Task to carry out — Output each entry verbatim. Leave the images out.

(Excerpts from a figure dataset)
_____

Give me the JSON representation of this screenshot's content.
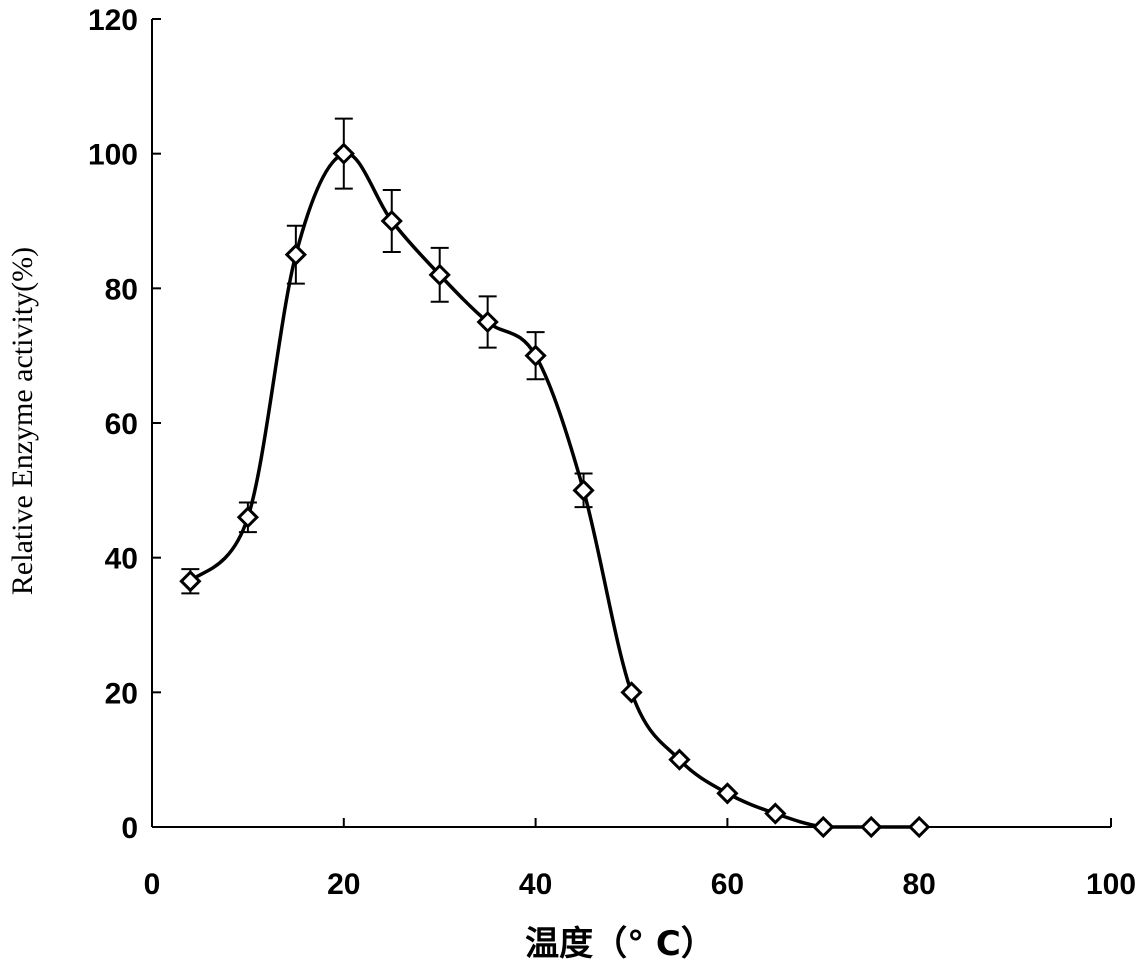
{
  "chart_data": {
    "type": "line",
    "title": "",
    "xlabel": "温度（° C）",
    "ylabel": "Relative Enzyme activity(%)",
    "xlim": [
      0,
      100
    ],
    "ylim": [
      0,
      120
    ],
    "x_ticks": [
      0,
      20,
      40,
      60,
      80,
      100
    ],
    "y_ticks": [
      0,
      20,
      40,
      60,
      80,
      100,
      120
    ],
    "grid": false,
    "legend": "none",
    "line_color": "#000000",
    "marker": "diamond-open",
    "smooth": true,
    "series": [
      {
        "x": [
          4,
          10,
          15,
          20,
          25,
          30,
          35,
          40,
          45,
          50,
          55,
          60,
          65,
          70,
          75,
          80
        ],
        "values": [
          36.5,
          46,
          85,
          100,
          90,
          82,
          75,
          70,
          50,
          20,
          10,
          5,
          2,
          0,
          0,
          0
        ],
        "error": [
          1.8,
          2.2,
          4.3,
          5.2,
          4.6,
          4.0,
          3.8,
          3.5,
          2.5,
          0,
          0,
          0,
          0,
          0,
          0,
          0
        ]
      }
    ]
  }
}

_____

Solution —
Give me the JSON representation of this screenshot's content.
{
  "chart_data": {
    "type": "line",
    "title": "",
    "xlabel": "温度（° C）",
    "ylabel": "Relative Enzyme activity(%)",
    "xlim": [
      0,
      100
    ],
    "ylim": [
      0,
      120
    ],
    "x_ticks": [
      0,
      20,
      40,
      60,
      80,
      100
    ],
    "y_ticks": [
      0,
      20,
      40,
      60,
      80,
      100,
      120
    ],
    "grid": false,
    "legend": "none",
    "line_color": "#000000",
    "marker": "diamond-open",
    "smooth": true,
    "series": [
      {
        "x": [
          4,
          10,
          15,
          20,
          25,
          30,
          35,
          40,
          45,
          50,
          55,
          60,
          65,
          70,
          75,
          80
        ],
        "values": [
          36.5,
          46,
          85,
          100,
          90,
          82,
          75,
          70,
          50,
          20,
          10,
          5,
          2,
          0,
          0,
          0
        ],
        "error": [
          1.8,
          2.2,
          4.3,
          5.2,
          4.6,
          4.0,
          3.8,
          3.5,
          2.5,
          0,
          0,
          0,
          0,
          0,
          0,
          0
        ]
      }
    ]
  }
}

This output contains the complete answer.